What you should do
Can all of these lines be returned exactly?

Entries provided
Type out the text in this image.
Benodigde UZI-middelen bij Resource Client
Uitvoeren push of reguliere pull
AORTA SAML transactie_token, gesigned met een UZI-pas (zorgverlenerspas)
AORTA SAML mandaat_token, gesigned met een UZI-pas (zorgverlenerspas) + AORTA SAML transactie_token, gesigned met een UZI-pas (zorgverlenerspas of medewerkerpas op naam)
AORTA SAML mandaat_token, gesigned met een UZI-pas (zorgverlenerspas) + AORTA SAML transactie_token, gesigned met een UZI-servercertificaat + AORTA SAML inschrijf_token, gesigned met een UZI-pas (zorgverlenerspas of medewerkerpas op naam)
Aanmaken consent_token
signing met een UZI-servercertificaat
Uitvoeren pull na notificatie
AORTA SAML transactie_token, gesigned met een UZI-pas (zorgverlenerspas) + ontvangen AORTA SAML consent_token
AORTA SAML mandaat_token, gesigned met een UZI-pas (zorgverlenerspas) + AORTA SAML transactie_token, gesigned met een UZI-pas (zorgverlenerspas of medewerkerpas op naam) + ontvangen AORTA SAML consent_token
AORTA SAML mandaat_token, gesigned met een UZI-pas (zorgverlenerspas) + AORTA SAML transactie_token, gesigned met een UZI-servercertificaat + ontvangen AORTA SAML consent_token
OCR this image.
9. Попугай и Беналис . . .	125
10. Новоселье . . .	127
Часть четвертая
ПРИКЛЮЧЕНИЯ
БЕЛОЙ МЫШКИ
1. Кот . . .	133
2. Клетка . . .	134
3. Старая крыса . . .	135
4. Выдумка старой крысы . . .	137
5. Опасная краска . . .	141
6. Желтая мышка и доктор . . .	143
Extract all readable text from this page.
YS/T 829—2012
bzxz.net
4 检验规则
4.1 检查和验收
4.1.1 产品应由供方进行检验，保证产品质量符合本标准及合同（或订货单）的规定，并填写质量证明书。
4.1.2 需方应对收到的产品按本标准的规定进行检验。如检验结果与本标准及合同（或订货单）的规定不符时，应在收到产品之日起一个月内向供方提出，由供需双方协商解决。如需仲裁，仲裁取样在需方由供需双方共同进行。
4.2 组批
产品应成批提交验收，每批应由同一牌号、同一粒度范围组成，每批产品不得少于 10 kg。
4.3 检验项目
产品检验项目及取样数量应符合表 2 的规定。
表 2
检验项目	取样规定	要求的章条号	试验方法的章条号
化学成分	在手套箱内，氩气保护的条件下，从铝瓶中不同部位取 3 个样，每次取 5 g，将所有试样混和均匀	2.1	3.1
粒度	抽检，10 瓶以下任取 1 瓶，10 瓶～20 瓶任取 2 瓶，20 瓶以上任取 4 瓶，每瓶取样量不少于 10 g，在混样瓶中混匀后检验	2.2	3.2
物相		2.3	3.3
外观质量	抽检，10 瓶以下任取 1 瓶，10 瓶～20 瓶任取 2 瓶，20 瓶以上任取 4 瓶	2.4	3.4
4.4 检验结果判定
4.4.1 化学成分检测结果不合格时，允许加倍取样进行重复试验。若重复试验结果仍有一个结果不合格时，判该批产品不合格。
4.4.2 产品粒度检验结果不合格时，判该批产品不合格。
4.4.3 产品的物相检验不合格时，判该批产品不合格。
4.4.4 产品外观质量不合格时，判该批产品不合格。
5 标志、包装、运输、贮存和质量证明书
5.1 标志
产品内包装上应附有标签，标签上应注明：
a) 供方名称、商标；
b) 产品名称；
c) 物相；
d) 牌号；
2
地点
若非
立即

Complete response
Type out the text in this image.
Benodigde UZI-middelen bij Resource Client
Uitvoeren push of reguliere pull
AORTA SAML transactie_token, gesigned met een UZI-pas (zorgverlenerspas)
AORTA SAML mandaat_token, gesigned met een UZI-pas (zorgverlenerspas) + AORTA SAML transactie_token, gesigned met een UZI-pas (zorgverlenerspas of medewerkerpas op naam)
AORTA SAML mandaat_token, gesigned met een UZI-pas (zorgverlenerspas) + AORTA SAML transactie_token, gesigned met een UZI-servercertificaat + AORTA SAML inschrijf_token, gesigned met een UZI-pas (zorgverlenerspas of medewerkerpas op naam)
Aanmaken consent_token
signing met een UZI-servercertificaat
Uitvoeren pull na notificatie
AORTA SAML transactie_token, gesigned met een UZI-pas (zorgverlenerspas) + ontvangen AORTA SAML consent_token
AORTA SAML mandaat_token, gesigned met een UZI-pas (zorgverlenerspas) + AORTA SAML transactie_token, gesigned met een UZI-pas (zorgverlenerspas of medewerkerpas op naam) + ontvangen AORTA SAML consent_token
AORTA SAML mandaat_token, gesigned met een UZI-pas (zorgverlenerspas) + AORTA SAML transactie_token, gesigned met een UZI-servercertificaat + ontvangen AORTA SAML consent_token
OCR this image.
9. Попугай и Беналис . . .	125
10. Новоселье . . .	127
Часть четвертая
ПРИКЛЮЧЕНИЯ
БЕЛОЙ МЫШКИ
1. Кот . . .	133
2. Клетка . . .	134
3. Старая крыса . . .	135
4. Выдумка старой крысы . . .	137
5. Опасная краска . . .	141
6. Желтая мышка и доктор . . .	143
Extract all readable text from this page.
YS/T 829—2012
bzxz.net
4 检验规则
4.1 检查和验收
4.1.1 产品应由供方进行检验，保证产品质量符合本标准及合同（或订货单）的规定，并填写质量证明书。
4.1.2 需方应对收到的产品按本标准的规定进行检验。如检验结果与本标准及合同（或订货单）的规定不符时，应在收到产品之日起一个月内向供方提出，由供需双方协商解决。如需仲裁，仲裁取样在需方由供需双方共同进行。
4.2 组批
产品应成批提交验收，每批应由同一牌号、同一粒度范围组成，每批产品不得少于 10 kg。
4.3 检验项目
产品检验项目及取样数量应符合表 2 的规定。
表 2
检验项目	取样规定	要求的章条号	试验方法的章条号
化学成分	在手套箱内，氩气保护的条件下，从铝瓶中不同部位取 3 个样，每次取 5 g，将所有试样混和均匀	2.1	3.1
粒度	抽检，10 瓶以下任取 1 瓶，10 瓶～20 瓶任取 2 瓶，20 瓶以上任取 4 瓶，每瓶取样量不少于 10 g，在混样瓶中混匀后检验	2.2	3.2
物相		2.3	3.3
外观质量	抽检，10 瓶以下任取 1 瓶，10 瓶～20 瓶任取 2 瓶，20 瓶以上任取 4 瓶	2.4	3.4
4.4 检验结果判定
4.4.1 化学成分检测结果不合格时，允许加倍取样进行重复试验。若重复试验结果仍有一个结果不合格时，判该批产品不合格。
4.4.2 产品粒度检验结果不合格时，判该批产品不合格。
4.4.3 产品的物相检验不合格时，判该批产品不合格。
4.4.4 产品外观质量不合格时，判该批产品不合格。
5 标志、包装、运输、贮存和质量证明书
5.1 标志
产品内包装上应附有标签，标签上应注明：
a) 供方名称、商标；
b) 产品名称；
c) 物相；
d) 牌号；
2
地点
若非
立即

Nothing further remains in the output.